── Entries provided ──

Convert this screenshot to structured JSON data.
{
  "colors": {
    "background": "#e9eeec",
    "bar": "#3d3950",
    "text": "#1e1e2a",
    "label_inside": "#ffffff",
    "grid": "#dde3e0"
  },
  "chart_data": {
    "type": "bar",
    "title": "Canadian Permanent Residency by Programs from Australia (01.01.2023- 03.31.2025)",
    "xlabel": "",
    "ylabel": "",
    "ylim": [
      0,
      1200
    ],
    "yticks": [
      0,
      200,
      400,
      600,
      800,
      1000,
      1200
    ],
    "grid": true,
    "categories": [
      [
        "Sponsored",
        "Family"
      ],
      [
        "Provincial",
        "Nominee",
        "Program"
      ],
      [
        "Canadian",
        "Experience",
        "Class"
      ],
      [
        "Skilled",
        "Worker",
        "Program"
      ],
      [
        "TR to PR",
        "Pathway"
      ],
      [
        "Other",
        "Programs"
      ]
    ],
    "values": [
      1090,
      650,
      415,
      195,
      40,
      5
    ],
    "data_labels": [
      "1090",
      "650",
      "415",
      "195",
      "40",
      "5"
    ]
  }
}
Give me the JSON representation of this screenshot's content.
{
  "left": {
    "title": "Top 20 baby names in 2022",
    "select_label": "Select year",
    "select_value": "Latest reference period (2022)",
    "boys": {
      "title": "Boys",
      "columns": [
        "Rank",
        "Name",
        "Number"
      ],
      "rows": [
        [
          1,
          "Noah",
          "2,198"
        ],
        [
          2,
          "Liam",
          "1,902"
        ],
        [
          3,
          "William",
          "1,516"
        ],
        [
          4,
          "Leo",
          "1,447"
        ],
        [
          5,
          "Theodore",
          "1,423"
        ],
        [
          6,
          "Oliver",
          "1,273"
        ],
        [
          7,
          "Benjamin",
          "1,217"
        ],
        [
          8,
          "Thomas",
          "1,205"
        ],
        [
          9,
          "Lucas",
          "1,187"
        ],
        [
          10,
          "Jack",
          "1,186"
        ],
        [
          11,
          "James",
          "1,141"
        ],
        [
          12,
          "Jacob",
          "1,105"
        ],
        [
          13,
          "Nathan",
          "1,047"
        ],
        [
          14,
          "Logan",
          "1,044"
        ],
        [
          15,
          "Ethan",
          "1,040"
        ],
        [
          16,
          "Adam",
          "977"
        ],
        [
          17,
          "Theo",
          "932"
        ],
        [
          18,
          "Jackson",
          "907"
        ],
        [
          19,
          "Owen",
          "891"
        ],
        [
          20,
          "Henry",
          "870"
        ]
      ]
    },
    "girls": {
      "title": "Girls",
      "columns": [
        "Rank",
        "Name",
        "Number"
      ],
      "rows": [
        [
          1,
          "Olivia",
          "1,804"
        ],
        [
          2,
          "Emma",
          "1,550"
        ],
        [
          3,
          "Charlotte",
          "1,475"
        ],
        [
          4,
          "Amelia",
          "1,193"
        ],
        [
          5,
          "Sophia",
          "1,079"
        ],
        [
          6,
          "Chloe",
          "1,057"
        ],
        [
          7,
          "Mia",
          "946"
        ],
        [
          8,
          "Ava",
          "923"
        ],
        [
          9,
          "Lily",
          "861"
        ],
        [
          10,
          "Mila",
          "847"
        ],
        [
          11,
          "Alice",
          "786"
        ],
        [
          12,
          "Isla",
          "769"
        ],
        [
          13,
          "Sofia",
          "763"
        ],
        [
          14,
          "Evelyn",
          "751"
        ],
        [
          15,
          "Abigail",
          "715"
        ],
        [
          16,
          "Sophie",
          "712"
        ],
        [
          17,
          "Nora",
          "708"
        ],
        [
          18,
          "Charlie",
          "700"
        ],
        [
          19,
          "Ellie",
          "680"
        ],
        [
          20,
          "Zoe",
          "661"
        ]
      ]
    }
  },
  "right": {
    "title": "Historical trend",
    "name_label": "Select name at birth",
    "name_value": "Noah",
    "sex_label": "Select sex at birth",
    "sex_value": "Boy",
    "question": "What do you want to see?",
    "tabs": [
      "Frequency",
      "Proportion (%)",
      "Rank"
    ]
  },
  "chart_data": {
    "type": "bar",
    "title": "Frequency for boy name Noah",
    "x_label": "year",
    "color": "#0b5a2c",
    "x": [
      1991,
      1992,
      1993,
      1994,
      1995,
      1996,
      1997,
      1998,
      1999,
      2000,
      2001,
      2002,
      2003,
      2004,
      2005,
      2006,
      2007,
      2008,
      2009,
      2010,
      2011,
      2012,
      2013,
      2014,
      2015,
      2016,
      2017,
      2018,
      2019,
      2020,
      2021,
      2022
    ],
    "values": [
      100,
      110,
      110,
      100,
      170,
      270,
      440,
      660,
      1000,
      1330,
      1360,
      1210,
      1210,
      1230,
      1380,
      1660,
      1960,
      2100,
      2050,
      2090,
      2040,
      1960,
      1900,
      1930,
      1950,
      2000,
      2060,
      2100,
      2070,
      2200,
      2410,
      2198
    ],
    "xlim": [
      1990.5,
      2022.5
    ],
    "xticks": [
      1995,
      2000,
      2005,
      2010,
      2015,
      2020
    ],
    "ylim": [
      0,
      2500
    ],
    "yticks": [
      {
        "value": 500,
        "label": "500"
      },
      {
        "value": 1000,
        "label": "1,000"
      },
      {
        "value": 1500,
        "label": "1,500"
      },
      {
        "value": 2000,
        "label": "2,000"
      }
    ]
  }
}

───

Transcribe each entry exactly.

Convert this screenshot to structured JSON data.
{
  "colors": {
    "background": "#e9eeec",
    "bar": "#3d3950",
    "text": "#1e1e2a",
    "label_inside": "#ffffff",
    "grid": "#dde3e0"
  },
  "chart_data": {
    "type": "bar",
    "title": "Canadian Permanent Residency by Programs from Australia (01.01.2023- 03.31.2025)",
    "xlabel": "",
    "ylabel": "",
    "ylim": [
      0,
      1200
    ],
    "yticks": [
      0,
      200,
      400,
      600,
      800,
      1000,
      1200
    ],
    "grid": true,
    "categories": [
      [
        "Sponsored",
        "Family"
      ],
      [
        "Provincial",
        "Nominee",
        "Program"
      ],
      [
        "Canadian",
        "Experience",
        "Class"
      ],
      [
        "Skilled",
        "Worker",
        "Program"
      ],
      [
        "TR to PR",
        "Pathway"
      ],
      [
        "Other",
        "Programs"
      ]
    ],
    "values": [
      1090,
      650,
      415,
      195,
      40,
      5
    ],
    "data_labels": [
      "1090",
      "650",
      "415",
      "195",
      "40",
      "5"
    ]
  }
}
Give me the JSON representation of this screenshot's content.
{
  "left": {
    "title": "Top 20 baby names in 2022",
    "select_label": "Select year",
    "select_value": "Latest reference period (2022)",
    "boys": {
      "title": "Boys",
      "columns": [
        "Rank",
        "Name",
        "Number"
      ],
      "rows": [
        [
          1,
          "Noah",
          "2,198"
        ],
        [
          2,
          "Liam",
          "1,902"
        ],
        [
          3,
          "William",
          "1,516"
        ],
        [
          4,
          "Leo",
          "1,447"
        ],
        [
          5,
          "Theodore",
          "1,423"
        ],
        [
          6,
          "Oliver",
          "1,273"
        ],
        [
          7,
          "Benjamin",
          "1,217"
        ],
        [
          8,
          "Thomas",
          "1,205"
        ],
        [
          9,
          "Lucas",
          "1,187"
        ],
        [
          10,
          "Jack",
          "1,186"
        ],
        [
          11,
          "James",
          "1,141"
        ],
        [
          12,
          "Jacob",
          "1,105"
        ],
        [
          13,
          "Nathan",
          "1,047"
        ],
        [
          14,
          "Logan",
          "1,044"
        ],
        [
          15,
          "Ethan",
          "1,040"
        ],
        [
          16,
          "Adam",
          "977"
        ],
        [
          17,
          "Theo",
          "932"
        ],
        [
          18,
          "Jackson",
          "907"
        ],
        [
          19,
          "Owen",
          "891"
        ],
        [
          20,
          "Henry",
          "870"
        ]
      ]
    },
    "girls": {
      "title": "Girls",
      "columns": [
        "Rank",
        "Name",
        "Number"
      ],
      "rows": [
        [
          1,
          "Olivia",
          "1,804"
        ],
        [
          2,
          "Emma",
          "1,550"
        ],
        [
          3,
          "Charlotte",
          "1,475"
        ],
        [
          4,
          "Amelia",
          "1,193"
        ],
        [
          5,
          "Sophia",
          "1,079"
        ],
        [
          6,
          "Chloe",
          "1,057"
        ],
        [
          7,
          "Mia",
          "946"
        ],
        [
          8,
          "Ava",
          "923"
        ],
        [
          9,
          "Lily",
          "861"
        ],
        [
          10,
          "Mila",
          "847"
        ],
        [
          11,
          "Alice",
          "786"
        ],
        [
          12,
          "Isla",
          "769"
        ],
        [
          13,
          "Sofia",
          "763"
        ],
        [
          14,
          "Evelyn",
          "751"
        ],
        [
          15,
          "Abigail",
          "715"
        ],
        [
          16,
          "Sophie",
          "712"
        ],
        [
          17,
          "Nora",
          "708"
        ],
        [
          18,
          "Charlie",
          "700"
        ],
        [
          19,
          "Ellie",
          "680"
        ],
        [
          20,
          "Zoe",
          "661"
        ]
      ]
    }
  },
  "right": {
    "title": "Historical trend",
    "name_label": "Select name at birth",
    "name_value": "Noah",
    "sex_label": "Select sex at birth",
    "sex_value": "Boy",
    "question": "What do you want to see?",
    "tabs": [
      "Frequency",
      "Proportion (%)",
      "Rank"
    ]
  },
  "chart_data": {
    "type": "bar",
    "title": "Frequency for boy name Noah",
    "x_label": "year",
    "color": "#0b5a2c",
    "x": [
      1991,
      1992,
      1993,
      1994,
      1995,
      1996,
      1997,
      1998,
      1999,
      2000,
      2001,
      2002,
      2003,
      2004,
      2005,
      2006,
      2007,
      2008,
      2009,
      2010,
      2011,
      2012,
      2013,
      2014,
      2015,
      2016,
      2017,
      2018,
      2019,
      2020,
      2021,
      2022
    ],
    "values": [
      100,
      110,
      110,
      100,
      170,
      270,
      440,
      660,
      1000,
      1330,
      1360,
      1210,
      1210,
      1230,
      1380,
      1660,
      1960,
      2100,
      2050,
      2090,
      2040,
      1960,
      1900,
      1930,
      1950,
      2000,
      2060,
      2100,
      2070,
      2200,
      2410,
      2198
    ],
    "xlim": [
      1990.5,
      2022.5
    ],
    "xticks": [
      1995,
      2000,
      2005,
      2010,
      2015,
      2020
    ],
    "ylim": [
      0,
      2500
    ],
    "yticks": [
      {
        "value": 500,
        "label": "500"
      },
      {
        "value": 1000,
        "label": "1,000"
      },
      {
        "value": 1500,
        "label": "1,500"
      },
      {
        "value": 2000,
        "label": "2,000"
      }
    ]
  }
}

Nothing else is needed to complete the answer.